— Start of TASK INPUT —

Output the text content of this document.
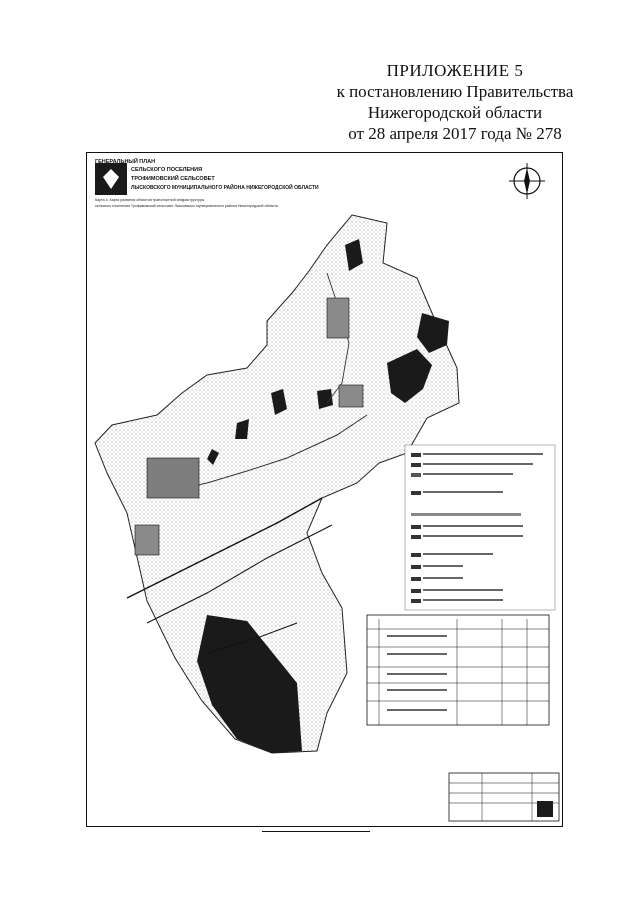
ПРИЛОЖЕНИЕ 5
к постановлению Правительства
Нижегородской области
от 28 апреля 2017 года № 278
ГЕНЕРАЛЬНЫЙ ПЛАН
СЕЛЬСКОГО ПОСЕЛЕНИЯ
ТРОФИМОВСКИЙ СЕЛЬСОВЕТ
ЛЫСКОВСКОГО МУНИЦИПАЛЬНОГО РАЙОНА НИЖЕГОРОДСКОЙ ОБЛАСТИ
Карта 4. Карта развития объектов транспортной инфраструктуры
сельского поселения Трофимовский сельсовет Лысковского муниципального района Нижегородской области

— End of TASK INPUT —

(DIRECTIONS FOR THIS TASK): The data above should be repeated exactly, minus any pictures.

(EXERCISE OUTPUT):
Output the text content of this document.
ПРИЛОЖЕНИЕ 5
к постановлению Правительства
Нижегородской области
от 28 апреля 2017 года № 278
ГЕНЕРАЛЬНЫЙ ПЛАН
СЕЛЬСКОГО ПОСЕЛЕНИЯ
ТРОФИМОВСКИЙ СЕЛЬСОВЕТ
ЛЫСКОВСКОГО МУНИЦИПАЛЬНОГО РАЙОНА НИЖЕГОРОДСКОЙ ОБЛАСТИ
Карта 4. Карта развития объектов транспортной инфраструктуры
сельского поселения Трофимовский сельсовет Лысковского муниципального района Нижегородской области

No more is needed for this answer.